→ **Tasks to complete**:
1 - In the Outrigger Canoe Club interview, list every year Gilman names in his answer about himself.
2 - Carry on the Outrigger Canoe Club interview from its last sentence.
===== Extract provided =====
KJP: This is an interview with J. Atherton Gilman, Jr. who has been a member of the Outrigger Canoe Club since 1908. He also attended Punahou several years through his freshman year, 1907-08. This interview is being conducted on February 7, 1980, at the home of Atherton Gilman, 12-A Kailua Road. The interviewer is Ken Pratt representing the Outrigger Canoe Club Oral History Committee.
KJP: Atherton, before we get into your early days at the Outrigger Canoe Club could you tell us something about yourself?
JAG: I was born on Waikiki Beach at the present location of the Halekulani Hotel in 1891. My family lived there in an old house belonging to my grandmother Brown. In 1902 my father built a large house up at the very head of Keeaumoku Street, I believe the only house of any size in that area in those days. We lived there until 1904 when we built a new house on the present Halekulani property. We lived there until 1908. So — in 1908 the family sent me to the mainland to school. My family had relatives in Cambridge, Massachusetts — so I stayed there for a few weeks and then went to a. little private school out in Concord, Massachusetts. From there I went to another private school known as Rockridge in Wellesley Hills, Massachusetts. From there I went for a year to Exeter Academy in New Hampshire and I was beginning to get interested in athletics — chiefly football. In those days, as they do today, the colleges had scouts out for athletes.
===== Data block =====
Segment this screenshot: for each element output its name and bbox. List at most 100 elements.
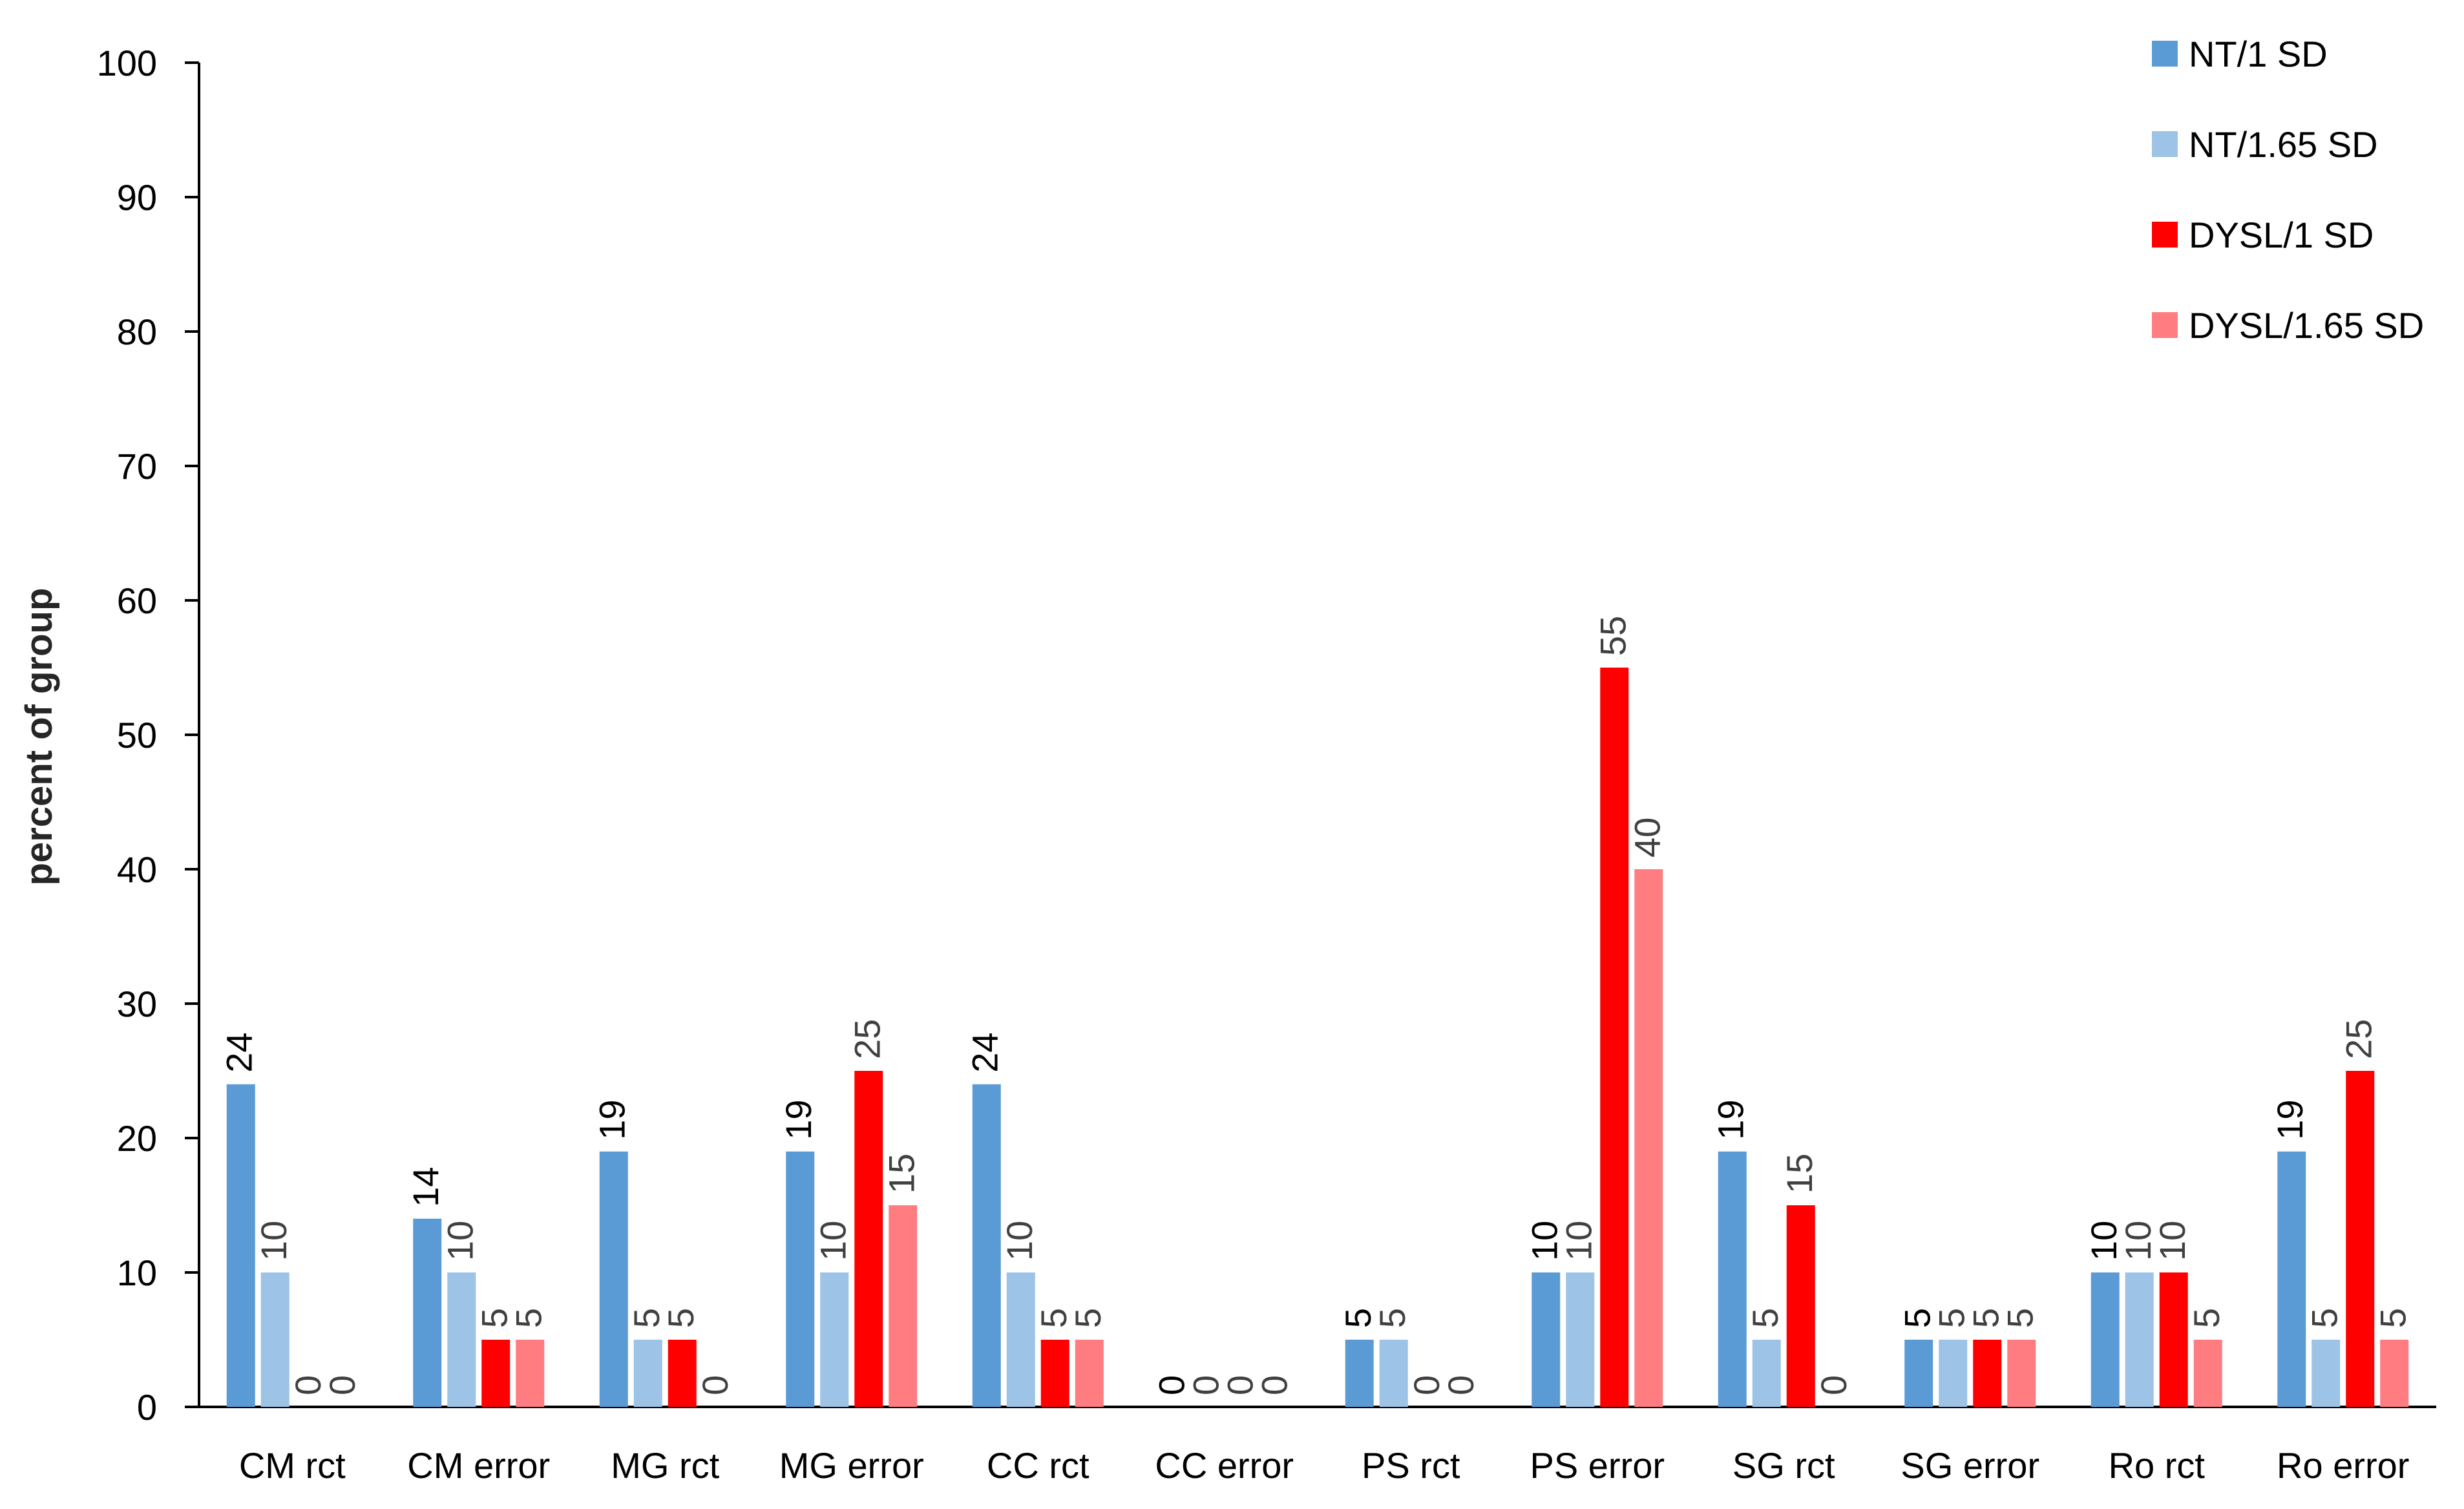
=====
→ **Final results**:
1 - 1891, 1902, 1904, 1908

2 -
KJP: Oh, yes
JAG: And, it appears I had been spotted as a possibility.
KJP: That’s great.
JAG: So, in 1911 I think, I was asked to go up to a boys’ summer camp in New Hampshire as a. counselor to teach about fifty young boys how to handle themselves in the water and how to swim, This was at no cost to me — in. fact I think I was paid $200 for the job.
KJP: Hah, that’s great!
JAG: During that time various men connected with Harvard visited the camp, always talking Harvard and football to me. I had left home in 1908 with the understanding that when the time cane I would be given an appointment to West Point by Kuhio who was at that time our delegate to Congress.
KJP: Oh, yes, Prince Kuhio
JAG: Uh — however, talk of football and Harvard put West Point out of the question. I played football at Harvard and coached somewhat there with Dr. Paul Withington, (Note: Withington was from Hawaii.)
KJP: Now, was?
JAG: I played football for Harvard for three years and in 1915 was chosen by Walter Camp as an All-American tackle.
KJP: That’s terrific!
JAG: This was before the West really knew very much about the American game of football. Today, of course, Eastern football is known as the Ivy League.
KJP: Oh, yes.
JAG: That is, I refer to Harvard, Yale, Princeton, Cornell, Dartmouth, Columbia. The Ivy League team of today would get killed during the first quarter if they played against a modern middle West or a good Western college team.
KJP: Hah, hah.
JAG: Of course — uh — the game in my time — that is up to 1915 was very different from the game today. That change came about because of the change in the shape of the football.
KJP: I didn’t realize that.
JAG: Today you can almost pass the football the way you’d throw a baseball. But in my time, with the comparatively round ball, you could only make what they called a flat-hand or lobbing pass.
KJP: More like a volleyball then? Well, I’ll be darned.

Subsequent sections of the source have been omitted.